Exercise> Gather all lines from the material that contain the word "name".

Available data>
____________________

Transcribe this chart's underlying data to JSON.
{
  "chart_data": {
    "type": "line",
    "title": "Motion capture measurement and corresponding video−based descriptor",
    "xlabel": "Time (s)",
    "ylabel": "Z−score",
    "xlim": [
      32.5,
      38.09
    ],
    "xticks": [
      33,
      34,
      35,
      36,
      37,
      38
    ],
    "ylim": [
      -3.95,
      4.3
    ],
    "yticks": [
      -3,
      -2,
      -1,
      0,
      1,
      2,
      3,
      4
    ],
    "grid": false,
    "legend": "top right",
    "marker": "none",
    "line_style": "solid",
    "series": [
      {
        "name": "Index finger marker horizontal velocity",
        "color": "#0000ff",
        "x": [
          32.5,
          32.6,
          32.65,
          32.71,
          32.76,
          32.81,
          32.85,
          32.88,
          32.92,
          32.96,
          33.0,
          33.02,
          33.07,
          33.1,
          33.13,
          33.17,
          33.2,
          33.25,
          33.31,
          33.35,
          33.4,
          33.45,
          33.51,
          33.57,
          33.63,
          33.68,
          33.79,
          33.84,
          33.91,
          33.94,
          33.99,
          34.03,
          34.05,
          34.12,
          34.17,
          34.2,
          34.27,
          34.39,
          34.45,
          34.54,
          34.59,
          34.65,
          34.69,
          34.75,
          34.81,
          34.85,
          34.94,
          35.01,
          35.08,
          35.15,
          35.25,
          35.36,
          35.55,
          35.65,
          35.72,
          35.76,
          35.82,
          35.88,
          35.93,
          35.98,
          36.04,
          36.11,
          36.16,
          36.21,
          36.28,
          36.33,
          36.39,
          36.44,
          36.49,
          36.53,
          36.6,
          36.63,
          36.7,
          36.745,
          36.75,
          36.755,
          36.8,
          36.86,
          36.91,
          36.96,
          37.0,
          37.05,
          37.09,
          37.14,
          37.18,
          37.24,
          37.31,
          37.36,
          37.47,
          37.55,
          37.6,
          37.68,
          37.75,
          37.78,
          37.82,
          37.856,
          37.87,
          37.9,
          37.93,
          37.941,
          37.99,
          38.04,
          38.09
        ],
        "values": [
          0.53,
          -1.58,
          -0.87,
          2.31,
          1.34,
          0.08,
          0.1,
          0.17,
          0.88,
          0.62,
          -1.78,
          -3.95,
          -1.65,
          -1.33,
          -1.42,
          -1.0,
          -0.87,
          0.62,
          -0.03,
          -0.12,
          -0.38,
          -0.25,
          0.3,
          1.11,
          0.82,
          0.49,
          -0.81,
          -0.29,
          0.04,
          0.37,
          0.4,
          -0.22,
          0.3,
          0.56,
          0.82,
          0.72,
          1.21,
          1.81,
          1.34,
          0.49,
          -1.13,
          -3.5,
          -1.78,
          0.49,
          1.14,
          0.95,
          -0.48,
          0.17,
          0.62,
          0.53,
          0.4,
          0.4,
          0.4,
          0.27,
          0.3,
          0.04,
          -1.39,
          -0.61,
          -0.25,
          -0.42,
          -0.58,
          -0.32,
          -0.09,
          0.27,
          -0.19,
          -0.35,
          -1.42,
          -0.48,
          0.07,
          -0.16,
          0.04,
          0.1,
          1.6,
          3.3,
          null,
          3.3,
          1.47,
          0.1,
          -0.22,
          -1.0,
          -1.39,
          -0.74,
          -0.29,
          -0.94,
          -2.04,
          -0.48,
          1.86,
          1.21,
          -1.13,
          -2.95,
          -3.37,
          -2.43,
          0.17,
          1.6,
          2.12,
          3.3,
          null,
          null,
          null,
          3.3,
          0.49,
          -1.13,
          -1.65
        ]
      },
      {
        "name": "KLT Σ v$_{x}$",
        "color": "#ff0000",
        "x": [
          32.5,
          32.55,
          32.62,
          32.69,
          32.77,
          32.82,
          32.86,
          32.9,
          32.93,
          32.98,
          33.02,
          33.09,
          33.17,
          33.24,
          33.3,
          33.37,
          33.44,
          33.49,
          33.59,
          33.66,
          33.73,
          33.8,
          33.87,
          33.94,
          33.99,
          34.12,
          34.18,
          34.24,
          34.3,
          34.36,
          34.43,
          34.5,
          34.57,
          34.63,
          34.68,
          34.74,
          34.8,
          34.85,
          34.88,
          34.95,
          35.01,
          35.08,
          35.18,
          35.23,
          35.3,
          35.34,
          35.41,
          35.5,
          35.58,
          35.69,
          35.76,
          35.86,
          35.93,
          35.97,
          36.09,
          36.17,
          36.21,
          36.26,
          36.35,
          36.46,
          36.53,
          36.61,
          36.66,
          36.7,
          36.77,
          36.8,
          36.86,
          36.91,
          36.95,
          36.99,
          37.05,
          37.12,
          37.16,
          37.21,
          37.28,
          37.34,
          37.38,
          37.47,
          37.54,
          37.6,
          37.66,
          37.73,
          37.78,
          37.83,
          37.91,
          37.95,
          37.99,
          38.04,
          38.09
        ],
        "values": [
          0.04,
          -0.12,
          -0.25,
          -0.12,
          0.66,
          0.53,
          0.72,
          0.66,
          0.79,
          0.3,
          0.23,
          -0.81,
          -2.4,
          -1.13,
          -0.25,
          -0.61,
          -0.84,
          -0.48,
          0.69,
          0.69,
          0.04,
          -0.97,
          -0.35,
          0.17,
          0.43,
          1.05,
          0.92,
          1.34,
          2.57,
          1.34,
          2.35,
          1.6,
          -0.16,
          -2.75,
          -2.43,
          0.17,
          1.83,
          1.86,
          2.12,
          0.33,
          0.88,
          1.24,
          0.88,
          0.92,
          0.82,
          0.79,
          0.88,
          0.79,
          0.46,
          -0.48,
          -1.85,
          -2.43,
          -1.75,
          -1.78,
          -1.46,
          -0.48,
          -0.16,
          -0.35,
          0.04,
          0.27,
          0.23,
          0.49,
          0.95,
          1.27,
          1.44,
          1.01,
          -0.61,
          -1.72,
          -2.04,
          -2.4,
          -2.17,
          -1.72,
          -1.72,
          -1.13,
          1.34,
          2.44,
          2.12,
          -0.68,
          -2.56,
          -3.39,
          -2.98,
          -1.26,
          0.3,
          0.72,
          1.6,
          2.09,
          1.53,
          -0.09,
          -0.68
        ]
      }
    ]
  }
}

____________________

Reply to the task>
        "name": "Index finger marker horizontal velocity",
        "name": "KLT Σ v$_{x}$",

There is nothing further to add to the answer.